__WRITTEN PROBLEM__. Write out all of the records precisely. Skip anything that is a picture.

__MATERIAL__.
######

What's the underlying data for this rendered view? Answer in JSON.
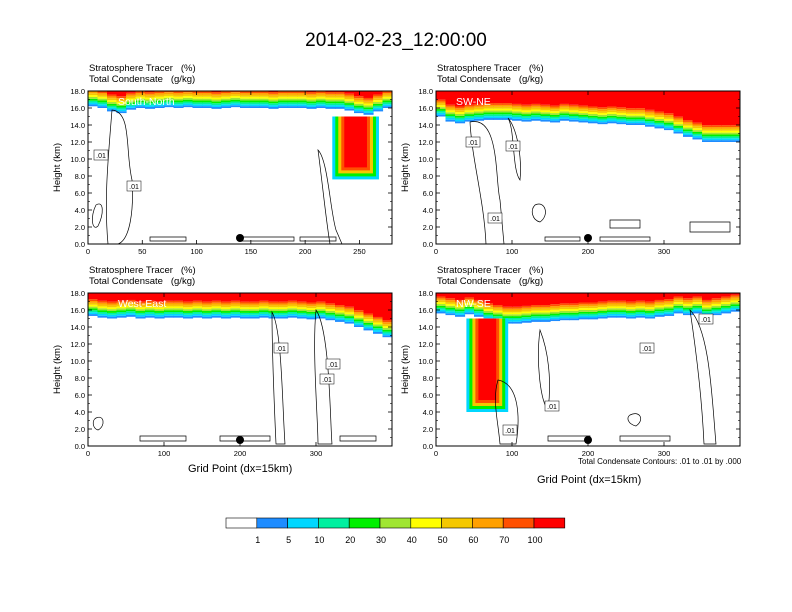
{
  "figure_title": "2014-02-23_12:00:00",
  "panel_header_line1": "Stratosphere Tracer   (%)",
  "panel_header_line2": "Total Condensate   (g/kg)",
  "contour_note": "Total Condensate Contours: .01 to .01 by .000",
  "colors": {
    "levels": [
      "#ffffff",
      "#1e8cff",
      "#00d7ff",
      "#00f0a0",
      "#00f000",
      "#a0e632",
      "#ffff00",
      "#f5c800",
      "#ffa000",
      "#ff5000",
      "#ff0000"
    ],
    "contour_line": "#000000",
    "marker": "#000000"
  },
  "colorbar": {
    "boundaries": [
      1,
      5,
      10,
      20,
      30,
      40,
      50,
      60,
      70,
      100
    ],
    "labels": [
      "1",
      "5",
      "10",
      "20",
      "30",
      "40",
      "50",
      "60",
      "70",
      "100"
    ]
  },
  "chart_data": [
    {
      "type": "heatmap",
      "panel_label": "South-North",
      "xlabel": "",
      "ylabel": "Height (km)",
      "xlim": [
        0,
        280
      ],
      "ylim": [
        0,
        18
      ],
      "xticks": [
        0,
        50,
        100,
        150,
        200,
        250
      ],
      "yticks": [
        "0.0",
        "2.0",
        "4.0",
        "6.0",
        "8.0",
        "10.0",
        "12.0",
        "14.0",
        "16.0",
        "18.0"
      ],
      "contour_labels": [
        ".01",
        ".01"
      ],
      "marker_x": 140,
      "tracer_base_km": [
        16.2,
        16.0,
        15.6,
        15.4,
        15.8,
        16.0,
        15.9,
        16.0,
        16.1,
        16.0,
        16.1,
        16.0,
        16.0,
        15.9,
        16.0,
        16.1,
        16.0,
        16.0,
        16.0,
        15.9,
        16.0,
        16.0,
        16.0,
        15.9,
        16.0,
        15.9,
        15.9,
        15.7,
        15.4,
        15.2,
        15.6,
        16.0
      ],
      "tracer_intrusion": {
        "x_range": [
          225,
          268
        ],
        "min_height_km": 7.6
      }
    },
    {
      "type": "heatmap",
      "panel_label": "SW-NE",
      "xlabel": "",
      "ylabel": "Height (km)",
      "xlim": [
        0,
        400
      ],
      "ylim": [
        0,
        18
      ],
      "xticks": [
        0,
        100,
        200,
        300
      ],
      "yticks": [
        "0.0",
        "2.0",
        "4.0",
        "6.0",
        "8.0",
        "10.0",
        "12.0",
        "14.0",
        "16.0",
        "18.0"
      ],
      "contour_labels": [
        ".01",
        ".01",
        ".01"
      ],
      "marker_x": 200,
      "tracer_base_km": [
        15.0,
        14.4,
        14.2,
        14.4,
        14.5,
        14.6,
        14.6,
        14.6,
        14.5,
        14.4,
        14.5,
        14.4,
        14.3,
        14.5,
        14.4,
        14.3,
        14.2,
        14.1,
        14.2,
        14.1,
        14.0,
        14.0,
        13.8,
        13.6,
        13.4,
        13.0,
        12.6,
        12.3,
        12.0,
        12.0,
        12.0,
        12.0
      ]
    },
    {
      "type": "heatmap",
      "panel_label": "West-East",
      "xlabel": "Grid Point (dx=15km)",
      "ylabel": "Height (km)",
      "xlim": [
        0,
        400
      ],
      "ylim": [
        0,
        18
      ],
      "xticks": [
        0,
        100,
        200,
        300
      ],
      "yticks": [
        "0.0",
        "2.0",
        "4.0",
        "6.0",
        "8.0",
        "10.0",
        "12.0",
        "14.0",
        "16.0",
        "18.0"
      ],
      "contour_labels": [
        ".01",
        ".01",
        ".01"
      ],
      "marker_x": 200,
      "tracer_base_km": [
        15.3,
        15.1,
        15.0,
        15.1,
        15.2,
        15.0,
        15.1,
        15.0,
        15.1,
        15.1,
        15.0,
        15.1,
        15.0,
        15.1,
        15.0,
        15.1,
        15.0,
        15.0,
        15.1,
        15.0,
        15.0,
        15.1,
        15.0,
        14.9,
        15.0,
        14.8,
        14.6,
        14.4,
        14.0,
        13.6,
        13.2,
        12.8
      ]
    },
    {
      "type": "heatmap",
      "panel_label": "NW-SE",
      "xlabel": "Grid Point (dx=15km)",
      "ylabel": "Height (km)",
      "xlim": [
        0,
        400
      ],
      "ylim": [
        0,
        18
      ],
      "xticks": [
        0,
        100,
        200,
        300
      ],
      "yticks": [
        "0.0",
        "2.0",
        "4.0",
        "6.0",
        "8.0",
        "10.0",
        "12.0",
        "14.0",
        "16.0",
        "18.0"
      ],
      "contour_labels": [
        ".01",
        ".01",
        ".01",
        ".01"
      ],
      "marker_x": 200,
      "tracer_base_km": [
        15.6,
        15.4,
        15.2,
        15.5,
        15.2,
        14.8,
        14.6,
        14.4,
        14.4,
        14.5,
        14.6,
        14.6,
        14.7,
        14.8,
        14.8,
        14.9,
        14.9,
        15.0,
        15.1,
        15.1,
        15.0,
        15.1,
        15.0,
        15.2,
        15.3,
        15.6,
        15.4,
        15.6,
        15.2,
        15.4,
        15.6,
        15.8
      ],
      "tracer_intrusion": {
        "x_range": [
          40,
          95
        ],
        "min_height_km": 4.0
      }
    }
  ]
}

######

__SOLUTION__.
What's the underlying data for this rendered view? Answer in JSON.
{
  "figure_title": "2014-02-23_12:00:00",
  "panel_header_line1": "Stratosphere Tracer   (%)",
  "panel_header_line2": "Total Condensate   (g/kg)",
  "contour_note": "Total Condensate Contours: .01 to .01 by .000",
  "colors": {
    "levels": [
      "#ffffff",
      "#1e8cff",
      "#00d7ff",
      "#00f0a0",
      "#00f000",
      "#a0e632",
      "#ffff00",
      "#f5c800",
      "#ffa000",
      "#ff5000",
      "#ff0000"
    ],
    "contour_line": "#000000",
    "marker": "#000000"
  },
  "colorbar": {
    "boundaries": [
      1,
      5,
      10,
      20,
      30,
      40,
      50,
      60,
      70,
      100
    ],
    "labels": [
      "1",
      "5",
      "10",
      "20",
      "30",
      "40",
      "50",
      "60",
      "70",
      "100"
    ]
  },
  "chart_data": [
    {
      "type": "heatmap",
      "panel_label": "South-North",
      "xlabel": "",
      "ylabel": "Height (km)",
      "xlim": [
        0,
        280
      ],
      "ylim": [
        0,
        18
      ],
      "xticks": [
        0,
        50,
        100,
        150,
        200,
        250
      ],
      "yticks": [
        "0.0",
        "2.0",
        "4.0",
        "6.0",
        "8.0",
        "10.0",
        "12.0",
        "14.0",
        "16.0",
        "18.0"
      ],
      "contour_labels": [
        ".01",
        ".01"
      ],
      "marker_x": 140,
      "tracer_base_km": [
        16.2,
        16.0,
        15.6,
        15.4,
        15.8,
        16.0,
        15.9,
        16.0,
        16.1,
        16.0,
        16.1,
        16.0,
        16.0,
        15.9,
        16.0,
        16.1,
        16.0,
        16.0,
        16.0,
        15.9,
        16.0,
        16.0,
        16.0,
        15.9,
        16.0,
        15.9,
        15.9,
        15.7,
        15.4,
        15.2,
        15.6,
        16.0
      ],
      "tracer_intrusion": {
        "x_range": [
          225,
          268
        ],
        "min_height_km": 7.6
      }
    },
    {
      "type": "heatmap",
      "panel_label": "SW-NE",
      "xlabel": "",
      "ylabel": "Height (km)",
      "xlim": [
        0,
        400
      ],
      "ylim": [
        0,
        18
      ],
      "xticks": [
        0,
        100,
        200,
        300
      ],
      "yticks": [
        "0.0",
        "2.0",
        "4.0",
        "6.0",
        "8.0",
        "10.0",
        "12.0",
        "14.0",
        "16.0",
        "18.0"
      ],
      "contour_labels": [
        ".01",
        ".01",
        ".01"
      ],
      "marker_x": 200,
      "tracer_base_km": [
        15.0,
        14.4,
        14.2,
        14.4,
        14.5,
        14.6,
        14.6,
        14.6,
        14.5,
        14.4,
        14.5,
        14.4,
        14.3,
        14.5,
        14.4,
        14.3,
        14.2,
        14.1,
        14.2,
        14.1,
        14.0,
        14.0,
        13.8,
        13.6,
        13.4,
        13.0,
        12.6,
        12.3,
        12.0,
        12.0,
        12.0,
        12.0
      ]
    },
    {
      "type": "heatmap",
      "panel_label": "West-East",
      "xlabel": "Grid Point (dx=15km)",
      "ylabel": "Height (km)",
      "xlim": [
        0,
        400
      ],
      "ylim": [
        0,
        18
      ],
      "xticks": [
        0,
        100,
        200,
        300
      ],
      "yticks": [
        "0.0",
        "2.0",
        "4.0",
        "6.0",
        "8.0",
        "10.0",
        "12.0",
        "14.0",
        "16.0",
        "18.0"
      ],
      "contour_labels": [
        ".01",
        ".01",
        ".01"
      ],
      "marker_x": 200,
      "tracer_base_km": [
        15.3,
        15.1,
        15.0,
        15.1,
        15.2,
        15.0,
        15.1,
        15.0,
        15.1,
        15.1,
        15.0,
        15.1,
        15.0,
        15.1,
        15.0,
        15.1,
        15.0,
        15.0,
        15.1,
        15.0,
        15.0,
        15.1,
        15.0,
        14.9,
        15.0,
        14.8,
        14.6,
        14.4,
        14.0,
        13.6,
        13.2,
        12.8
      ]
    },
    {
      "type": "heatmap",
      "panel_label": "NW-SE",
      "xlabel": "Grid Point (dx=15km)",
      "ylabel": "Height (km)",
      "xlim": [
        0,
        400
      ],
      "ylim": [
        0,
        18
      ],
      "xticks": [
        0,
        100,
        200,
        300
      ],
      "yticks": [
        "0.0",
        "2.0",
        "4.0",
        "6.0",
        "8.0",
        "10.0",
        "12.0",
        "14.0",
        "16.0",
        "18.0"
      ],
      "contour_labels": [
        ".01",
        ".01",
        ".01",
        ".01"
      ],
      "marker_x": 200,
      "tracer_base_km": [
        15.6,
        15.4,
        15.2,
        15.5,
        15.2,
        14.8,
        14.6,
        14.4,
        14.4,
        14.5,
        14.6,
        14.6,
        14.7,
        14.8,
        14.8,
        14.9,
        14.9,
        15.0,
        15.1,
        15.1,
        15.0,
        15.1,
        15.0,
        15.2,
        15.3,
        15.6,
        15.4,
        15.6,
        15.2,
        15.4,
        15.6,
        15.8
      ],
      "tracer_intrusion": {
        "x_range": [
          40,
          95
        ],
        "min_height_km": 4.0
      }
    }
  ]
}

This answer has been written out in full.